→ Goal: Return the listing below unchanged, minus its pictures.

Extracted records:
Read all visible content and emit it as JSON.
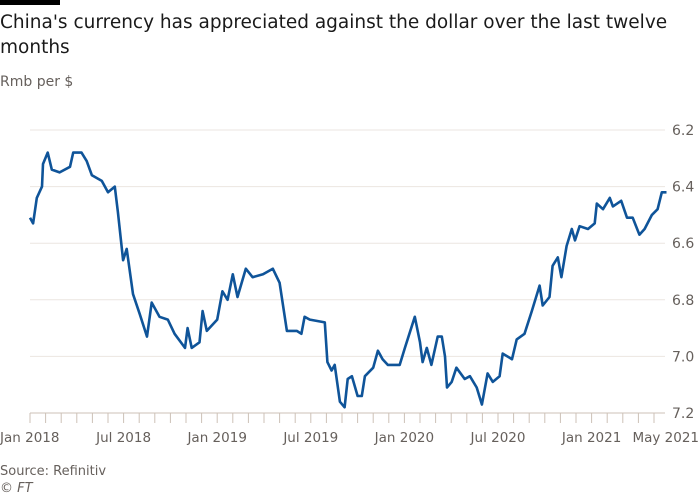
{
  "header": {
    "title": "China's currency has appreciated against the dollar over the last twelve months",
    "subtitle": "Rmb per $"
  },
  "footer": {
    "source": "Source: Refinitiv",
    "credit": "© FT"
  },
  "colors": {
    "line": "#0f5499",
    "grid": "#ebe6e1",
    "text": "#66605c"
  },
  "chart_data": {
    "type": "line",
    "title": "China's currency has appreciated against the dollar over the last twelve months",
    "ylabel": "Rmb per $",
    "ylim": [
      6.2,
      7.2
    ],
    "y_inverted": true,
    "y_axis_side": "right",
    "grid": true,
    "yticks": [
      "6.2",
      "6.4",
      "6.6",
      "6.8",
      "7.0",
      "7.2"
    ],
    "xticks": [
      {
        "date": "2018-01-01",
        "label": "Jan 2018"
      },
      {
        "date": "2018-07-01",
        "label": "Jul 2018"
      },
      {
        "date": "2019-01-01",
        "label": "Jan 2019"
      },
      {
        "date": "2019-07-01",
        "label": "Jul 2019"
      },
      {
        "date": "2020-01-01",
        "label": "Jan 2020"
      },
      {
        "date": "2020-07-01",
        "label": "Jul 2020"
      },
      {
        "date": "2021-01-01",
        "label": "Jan 2021"
      },
      {
        "date": "2021-05-01",
        "label": "May 2021"
      }
    ],
    "series": [
      {
        "x": [
          "2018-01-01",
          "2018-01-07",
          "2018-01-14",
          "2018-01-24",
          "2018-01-26",
          "2018-02-05",
          "2018-02-13",
          "2018-02-28",
          "2018-03-18",
          "2018-03-24",
          "2018-04-10",
          "2018-04-20",
          "2018-04-30",
          "2018-05-19",
          "2018-06-01",
          "2018-06-14",
          "2018-06-20",
          "2018-06-30",
          "2018-07-07",
          "2018-07-19",
          "2018-08-02",
          "2018-08-16",
          "2018-08-25",
          "2018-09-10",
          "2018-09-26",
          "2018-10-09",
          "2018-10-29",
          "2018-11-04",
          "2018-11-12",
          "2018-11-27",
          "2018-12-03",
          "2018-12-11",
          "2018-12-31",
          "2019-01-11",
          "2019-01-21",
          "2019-02-01",
          "2019-02-10",
          "2019-02-26",
          "2019-03-09",
          "2019-03-29",
          "2019-04-18",
          "2019-05-01",
          "2019-05-15",
          "2019-06-04",
          "2019-06-13",
          "2019-06-19",
          "2019-06-29",
          "2019-07-28",
          "2019-08-03",
          "2019-08-11",
          "2019-08-17",
          "2019-08-27",
          "2019-09-06",
          "2019-09-12",
          "2019-09-20",
          "2019-10-01",
          "2019-10-09",
          "2019-10-15",
          "2019-10-31",
          "2019-11-10",
          "2019-11-19",
          "2019-11-29",
          "2019-12-22",
          "2020-01-02",
          "2020-01-21",
          "2020-02-01",
          "2020-02-06",
          "2020-02-14",
          "2020-02-23",
          "2020-03-05",
          "2020-03-13",
          "2020-03-19",
          "2020-03-23",
          "2020-04-02",
          "2020-04-11",
          "2020-04-27",
          "2020-05-07",
          "2020-05-20",
          "2020-05-30",
          "2020-06-11",
          "2020-06-21",
          "2020-07-04",
          "2020-07-10",
          "2020-07-28",
          "2020-08-07",
          "2020-08-22",
          "2020-09-06",
          "2020-09-21",
          "2020-09-27",
          "2020-10-10",
          "2020-10-16",
          "2020-10-26",
          "2020-11-03",
          "2020-11-13",
          "2020-11-23",
          "2020-11-29",
          "2020-12-08",
          "2020-12-24",
          "2021-01-07",
          "2021-01-11",
          "2021-01-23",
          "2021-02-06",
          "2021-02-12",
          "2021-02-28",
          "2021-03-09",
          "2021-03-20",
          "2021-04-03",
          "2021-04-13",
          "2021-04-27",
          "2021-05-08",
          "2021-05-16",
          "2021-05-25"
        ],
        "y": [
          6.51,
          6.53,
          6.44,
          6.4,
          6.32,
          6.28,
          6.34,
          6.35,
          6.33,
          6.28,
          6.28,
          6.31,
          6.36,
          6.38,
          6.42,
          6.4,
          6.49,
          6.66,
          6.62,
          6.78,
          6.85,
          6.93,
          6.81,
          6.86,
          6.87,
          6.92,
          6.97,
          6.9,
          6.97,
          6.95,
          6.84,
          6.91,
          6.87,
          6.77,
          6.8,
          6.71,
          6.79,
          6.69,
          6.72,
          6.71,
          6.69,
          6.74,
          6.91,
          6.91,
          6.92,
          6.86,
          6.87,
          6.88,
          7.02,
          7.05,
          7.03,
          7.16,
          7.18,
          7.08,
          7.07,
          7.14,
          7.14,
          7.07,
          7.04,
          6.98,
          7.01,
          7.03,
          7.03,
          6.97,
          6.86,
          6.95,
          7.02,
          6.97,
          7.03,
          6.93,
          6.93,
          7.0,
          7.11,
          7.09,
          7.04,
          7.08,
          7.07,
          7.11,
          7.17,
          7.06,
          7.09,
          7.07,
          6.99,
          7.01,
          6.94,
          6.92,
          6.84,
          6.75,
          6.82,
          6.79,
          6.68,
          6.65,
          6.72,
          6.61,
          6.55,
          6.59,
          6.54,
          6.55,
          6.53,
          6.46,
          6.48,
          6.44,
          6.47,
          6.45,
          6.51,
          6.51,
          6.57,
          6.55,
          6.5,
          6.48,
          6.42,
          6.42
        ]
      }
    ]
  }
}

→ Solution:
Read all visible content and emit it as JSON.
{
  "header": {
    "title": "China's currency has appreciated against the dollar over the last twelve months",
    "subtitle": "Rmb per $"
  },
  "footer": {
    "source": "Source: Refinitiv",
    "credit": "© FT"
  },
  "colors": {
    "line": "#0f5499",
    "grid": "#ebe6e1",
    "text": "#66605c"
  },
  "chart_data": {
    "type": "line",
    "title": "China's currency has appreciated against the dollar over the last twelve months",
    "ylabel": "Rmb per $",
    "ylim": [
      6.2,
      7.2
    ],
    "y_inverted": true,
    "y_axis_side": "right",
    "grid": true,
    "yticks": [
      "6.2",
      "6.4",
      "6.6",
      "6.8",
      "7.0",
      "7.2"
    ],
    "xticks": [
      {
        "date": "2018-01-01",
        "label": "Jan 2018"
      },
      {
        "date": "2018-07-01",
        "label": "Jul 2018"
      },
      {
        "date": "2019-01-01",
        "label": "Jan 2019"
      },
      {
        "date": "2019-07-01",
        "label": "Jul 2019"
      },
      {
        "date": "2020-01-01",
        "label": "Jan 2020"
      },
      {
        "date": "2020-07-01",
        "label": "Jul 2020"
      },
      {
        "date": "2021-01-01",
        "label": "Jan 2021"
      },
      {
        "date": "2021-05-01",
        "label": "May 2021"
      }
    ],
    "series": [
      {
        "x": [
          "2018-01-01",
          "2018-01-07",
          "2018-01-14",
          "2018-01-24",
          "2018-01-26",
          "2018-02-05",
          "2018-02-13",
          "2018-02-28",
          "2018-03-18",
          "2018-03-24",
          "2018-04-10",
          "2018-04-20",
          "2018-04-30",
          "2018-05-19",
          "2018-06-01",
          "2018-06-14",
          "2018-06-20",
          "2018-06-30",
          "2018-07-07",
          "2018-07-19",
          "2018-08-02",
          "2018-08-16",
          "2018-08-25",
          "2018-09-10",
          "2018-09-26",
          "2018-10-09",
          "2018-10-29",
          "2018-11-04",
          "2018-11-12",
          "2018-11-27",
          "2018-12-03",
          "2018-12-11",
          "2018-12-31",
          "2019-01-11",
          "2019-01-21",
          "2019-02-01",
          "2019-02-10",
          "2019-02-26",
          "2019-03-09",
          "2019-03-29",
          "2019-04-18",
          "2019-05-01",
          "2019-05-15",
          "2019-06-04",
          "2019-06-13",
          "2019-06-19",
          "2019-06-29",
          "2019-07-28",
          "2019-08-03",
          "2019-08-11",
          "2019-08-17",
          "2019-08-27",
          "2019-09-06",
          "2019-09-12",
          "2019-09-20",
          "2019-10-01",
          "2019-10-09",
          "2019-10-15",
          "2019-10-31",
          "2019-11-10",
          "2019-11-19",
          "2019-11-29",
          "2019-12-22",
          "2020-01-02",
          "2020-01-21",
          "2020-02-01",
          "2020-02-06",
          "2020-02-14",
          "2020-02-23",
          "2020-03-05",
          "2020-03-13",
          "2020-03-19",
          "2020-03-23",
          "2020-04-02",
          "2020-04-11",
          "2020-04-27",
          "2020-05-07",
          "2020-05-20",
          "2020-05-30",
          "2020-06-11",
          "2020-06-21",
          "2020-07-04",
          "2020-07-10",
          "2020-07-28",
          "2020-08-07",
          "2020-08-22",
          "2020-09-06",
          "2020-09-21",
          "2020-09-27",
          "2020-10-10",
          "2020-10-16",
          "2020-10-26",
          "2020-11-03",
          "2020-11-13",
          "2020-11-23",
          "2020-11-29",
          "2020-12-08",
          "2020-12-24",
          "2021-01-07",
          "2021-01-11",
          "2021-01-23",
          "2021-02-06",
          "2021-02-12",
          "2021-02-28",
          "2021-03-09",
          "2021-03-20",
          "2021-04-03",
          "2021-04-13",
          "2021-04-27",
          "2021-05-08",
          "2021-05-16",
          "2021-05-25"
        ],
        "y": [
          6.51,
          6.53,
          6.44,
          6.4,
          6.32,
          6.28,
          6.34,
          6.35,
          6.33,
          6.28,
          6.28,
          6.31,
          6.36,
          6.38,
          6.42,
          6.4,
          6.49,
          6.66,
          6.62,
          6.78,
          6.85,
          6.93,
          6.81,
          6.86,
          6.87,
          6.92,
          6.97,
          6.9,
          6.97,
          6.95,
          6.84,
          6.91,
          6.87,
          6.77,
          6.8,
          6.71,
          6.79,
          6.69,
          6.72,
          6.71,
          6.69,
          6.74,
          6.91,
          6.91,
          6.92,
          6.86,
          6.87,
          6.88,
          7.02,
          7.05,
          7.03,
          7.16,
          7.18,
          7.08,
          7.07,
          7.14,
          7.14,
          7.07,
          7.04,
          6.98,
          7.01,
          7.03,
          7.03,
          6.97,
          6.86,
          6.95,
          7.02,
          6.97,
          7.03,
          6.93,
          6.93,
          7.0,
          7.11,
          7.09,
          7.04,
          7.08,
          7.07,
          7.11,
          7.17,
          7.06,
          7.09,
          7.07,
          6.99,
          7.01,
          6.94,
          6.92,
          6.84,
          6.75,
          6.82,
          6.79,
          6.68,
          6.65,
          6.72,
          6.61,
          6.55,
          6.59,
          6.54,
          6.55,
          6.53,
          6.46,
          6.48,
          6.44,
          6.47,
          6.45,
          6.51,
          6.51,
          6.57,
          6.55,
          6.5,
          6.48,
          6.42,
          6.42
        ]
      }
    ]
  }
}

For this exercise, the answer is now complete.